— Start DATA ENTRIES —
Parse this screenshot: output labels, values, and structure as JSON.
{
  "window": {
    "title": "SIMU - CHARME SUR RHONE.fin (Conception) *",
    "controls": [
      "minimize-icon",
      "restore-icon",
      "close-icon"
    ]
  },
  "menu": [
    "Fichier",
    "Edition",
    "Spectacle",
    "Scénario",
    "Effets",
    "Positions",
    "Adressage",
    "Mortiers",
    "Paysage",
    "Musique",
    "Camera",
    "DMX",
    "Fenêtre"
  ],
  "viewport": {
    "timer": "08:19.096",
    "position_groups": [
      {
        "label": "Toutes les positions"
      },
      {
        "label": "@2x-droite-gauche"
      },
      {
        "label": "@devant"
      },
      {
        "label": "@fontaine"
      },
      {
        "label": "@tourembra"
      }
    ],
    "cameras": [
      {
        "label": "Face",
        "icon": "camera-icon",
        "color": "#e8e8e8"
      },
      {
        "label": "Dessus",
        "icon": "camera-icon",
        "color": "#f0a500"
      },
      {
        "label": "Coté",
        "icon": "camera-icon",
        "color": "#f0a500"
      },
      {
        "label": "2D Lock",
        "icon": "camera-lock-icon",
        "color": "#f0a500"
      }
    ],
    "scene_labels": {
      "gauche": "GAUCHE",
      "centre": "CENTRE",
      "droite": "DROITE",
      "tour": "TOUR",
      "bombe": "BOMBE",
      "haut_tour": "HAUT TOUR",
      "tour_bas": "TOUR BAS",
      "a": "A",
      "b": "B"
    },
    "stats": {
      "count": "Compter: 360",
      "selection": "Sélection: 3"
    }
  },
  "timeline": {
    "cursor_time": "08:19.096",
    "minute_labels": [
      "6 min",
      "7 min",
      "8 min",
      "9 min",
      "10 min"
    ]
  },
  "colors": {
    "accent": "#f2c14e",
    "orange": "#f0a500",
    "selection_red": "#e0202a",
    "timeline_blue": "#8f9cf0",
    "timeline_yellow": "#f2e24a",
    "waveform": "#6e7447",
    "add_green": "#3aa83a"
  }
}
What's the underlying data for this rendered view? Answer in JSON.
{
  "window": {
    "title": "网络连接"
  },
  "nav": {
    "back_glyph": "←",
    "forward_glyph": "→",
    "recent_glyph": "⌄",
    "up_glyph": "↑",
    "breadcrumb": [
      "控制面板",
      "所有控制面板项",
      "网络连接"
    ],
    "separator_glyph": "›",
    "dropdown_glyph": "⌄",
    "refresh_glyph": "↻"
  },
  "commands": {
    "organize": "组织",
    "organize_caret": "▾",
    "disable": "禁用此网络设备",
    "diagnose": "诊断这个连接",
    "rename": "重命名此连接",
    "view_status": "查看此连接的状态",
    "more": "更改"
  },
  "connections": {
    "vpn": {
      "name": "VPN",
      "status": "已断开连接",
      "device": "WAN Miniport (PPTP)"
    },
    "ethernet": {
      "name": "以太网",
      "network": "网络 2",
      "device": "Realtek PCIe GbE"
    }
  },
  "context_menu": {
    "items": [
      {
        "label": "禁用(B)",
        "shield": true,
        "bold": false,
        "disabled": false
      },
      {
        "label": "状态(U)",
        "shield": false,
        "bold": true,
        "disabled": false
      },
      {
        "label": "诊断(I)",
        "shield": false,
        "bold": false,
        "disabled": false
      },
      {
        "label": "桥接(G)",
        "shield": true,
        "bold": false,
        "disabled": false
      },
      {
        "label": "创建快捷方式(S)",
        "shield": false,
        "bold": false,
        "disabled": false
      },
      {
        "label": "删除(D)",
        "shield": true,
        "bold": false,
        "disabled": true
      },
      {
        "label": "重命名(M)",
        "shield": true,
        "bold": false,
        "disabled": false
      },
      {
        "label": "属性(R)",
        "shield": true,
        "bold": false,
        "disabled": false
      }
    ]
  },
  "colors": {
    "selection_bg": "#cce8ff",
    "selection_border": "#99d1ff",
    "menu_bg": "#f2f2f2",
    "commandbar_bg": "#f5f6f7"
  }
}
— End DATA ENTRIES —
Extract every record. Keep wording exact.

Parse this screenshot: output labels, values, and structure as JSON.
{
  "window": {
    "title": "SIMU - CHARME SUR RHONE.fin (Conception) *",
    "controls": [
      "minimize-icon",
      "restore-icon",
      "close-icon"
    ]
  },
  "menu": [
    "Fichier",
    "Edition",
    "Spectacle",
    "Scénario",
    "Effets",
    "Positions",
    "Adressage",
    "Mortiers",
    "Paysage",
    "Musique",
    "Camera",
    "DMX",
    "Fenêtre"
  ],
  "viewport": {
    "timer": "08:19.096",
    "position_groups": [
      {
        "label": "Toutes les positions"
      },
      {
        "label": "@2x-droite-gauche"
      },
      {
        "label": "@devant"
      },
      {
        "label": "@fontaine"
      },
      {
        "label": "@tourembra"
      }
    ],
    "cameras": [
      {
        "label": "Face",
        "icon": "camera-icon",
        "color": "#e8e8e8"
      },
      {
        "label": "Dessus",
        "icon": "camera-icon",
        "color": "#f0a500"
      },
      {
        "label": "Coté",
        "icon": "camera-icon",
        "color": "#f0a500"
      },
      {
        "label": "2D Lock",
        "icon": "camera-lock-icon",
        "color": "#f0a500"
      }
    ],
    "scene_labels": {
      "gauche": "GAUCHE",
      "centre": "CENTRE",
      "droite": "DROITE",
      "tour": "TOUR",
      "bombe": "BOMBE",
      "haut_tour": "HAUT TOUR",
      "tour_bas": "TOUR BAS",
      "a": "A",
      "b": "B"
    },
    "stats": {
      "count": "Compter: 360",
      "selection": "Sélection: 3"
    }
  },
  "timeline": {
    "cursor_time": "08:19.096",
    "minute_labels": [
      "6 min",
      "7 min",
      "8 min",
      "9 min",
      "10 min"
    ]
  },
  "colors": {
    "accent": "#f2c14e",
    "orange": "#f0a500",
    "selection_red": "#e0202a",
    "timeline_blue": "#8f9cf0",
    "timeline_yellow": "#f2e24a",
    "waveform": "#6e7447",
    "add_green": "#3aa83a"
  }
}
What's the underlying data for this rendered view? Answer in JSON.
{
  "window": {
    "title": "网络连接"
  },
  "nav": {
    "back_glyph": "←",
    "forward_glyph": "→",
    "recent_glyph": "⌄",
    "up_glyph": "↑",
    "breadcrumb": [
      "控制面板",
      "所有控制面板项",
      "网络连接"
    ],
    "separator_glyph": "›",
    "dropdown_glyph": "⌄",
    "refresh_glyph": "↻"
  },
  "commands": {
    "organize": "组织",
    "organize_caret": "▾",
    "disable": "禁用此网络设备",
    "diagnose": "诊断这个连接",
    "rename": "重命名此连接",
    "view_status": "查看此连接的状态",
    "more": "更改"
  },
  "connections": {
    "vpn": {
      "name": "VPN",
      "status": "已断开连接",
      "device": "WAN Miniport (PPTP)"
    },
    "ethernet": {
      "name": "以太网",
      "network": "网络 2",
      "device": "Realtek PCIe GbE"
    }
  },
  "context_menu": {
    "items": [
      {
        "label": "禁用(B)",
        "shield": true,
        "bold": false,
        "disabled": false
      },
      {
        "label": "状态(U)",
        "shield": false,
        "bold": true,
        "disabled": false
      },
      {
        "label": "诊断(I)",
        "shield": false,
        "bold": false,
        "disabled": false
      },
      {
        "label": "桥接(G)",
        "shield": true,
        "bold": false,
        "disabled": false
      },
      {
        "label": "创建快捷方式(S)",
        "shield": false,
        "bold": false,
        "disabled": false
      },
      {
        "label": "删除(D)",
        "shield": true,
        "bold": false,
        "disabled": true
      },
      {
        "label": "重命名(M)",
        "shield": true,
        "bold": false,
        "disabled": false
      },
      {
        "label": "属性(R)",
        "shield": true,
        "bold": false,
        "disabled": false
      }
    ]
  },
  "colors": {
    "selection_bg": "#cce8ff",
    "selection_border": "#99d1ff",
    "menu_bg": "#f2f2f2",
    "commandbar_bg": "#f5f6f7"
  }
}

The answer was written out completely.